## Data excerpts:
....................

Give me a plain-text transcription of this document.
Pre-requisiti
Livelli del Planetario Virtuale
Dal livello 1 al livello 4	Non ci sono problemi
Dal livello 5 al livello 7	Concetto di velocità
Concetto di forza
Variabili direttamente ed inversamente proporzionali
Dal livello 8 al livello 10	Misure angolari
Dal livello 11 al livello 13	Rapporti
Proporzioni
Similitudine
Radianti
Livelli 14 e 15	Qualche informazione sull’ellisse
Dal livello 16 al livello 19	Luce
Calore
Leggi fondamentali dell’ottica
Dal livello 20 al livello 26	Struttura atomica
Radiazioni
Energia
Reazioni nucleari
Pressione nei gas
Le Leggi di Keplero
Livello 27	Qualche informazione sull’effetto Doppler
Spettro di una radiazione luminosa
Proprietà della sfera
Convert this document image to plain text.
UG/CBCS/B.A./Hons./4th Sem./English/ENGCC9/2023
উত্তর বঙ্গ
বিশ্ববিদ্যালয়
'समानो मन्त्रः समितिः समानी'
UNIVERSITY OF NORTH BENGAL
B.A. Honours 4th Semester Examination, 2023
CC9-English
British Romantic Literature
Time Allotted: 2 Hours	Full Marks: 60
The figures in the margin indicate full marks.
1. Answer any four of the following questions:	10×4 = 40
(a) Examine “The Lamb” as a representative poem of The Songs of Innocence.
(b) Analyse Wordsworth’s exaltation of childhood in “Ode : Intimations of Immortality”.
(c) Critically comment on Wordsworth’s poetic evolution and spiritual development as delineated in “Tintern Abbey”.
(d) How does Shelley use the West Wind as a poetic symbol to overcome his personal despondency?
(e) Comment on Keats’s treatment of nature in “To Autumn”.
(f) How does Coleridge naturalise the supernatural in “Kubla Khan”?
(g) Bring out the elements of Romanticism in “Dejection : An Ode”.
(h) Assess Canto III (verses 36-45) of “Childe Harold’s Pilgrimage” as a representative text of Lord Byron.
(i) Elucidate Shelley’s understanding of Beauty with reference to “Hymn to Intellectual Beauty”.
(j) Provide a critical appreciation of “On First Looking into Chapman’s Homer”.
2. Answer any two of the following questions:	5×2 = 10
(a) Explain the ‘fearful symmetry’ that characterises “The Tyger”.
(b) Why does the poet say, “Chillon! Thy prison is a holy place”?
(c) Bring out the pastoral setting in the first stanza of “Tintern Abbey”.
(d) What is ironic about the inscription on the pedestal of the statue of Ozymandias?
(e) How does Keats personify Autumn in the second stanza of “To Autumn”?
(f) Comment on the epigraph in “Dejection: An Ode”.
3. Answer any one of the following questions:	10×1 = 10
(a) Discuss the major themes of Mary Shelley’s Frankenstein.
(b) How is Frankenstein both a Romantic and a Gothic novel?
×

....................

## Instructions to follow:
In the records above, find the lines containing "Bring" and copy them.

## Worked solution:
(g) Bring out the elements of Romanticism in “Dejection : An Ode”.
(c) Bring out the pastoral setting in the first stanza of “Tintern Abbey”.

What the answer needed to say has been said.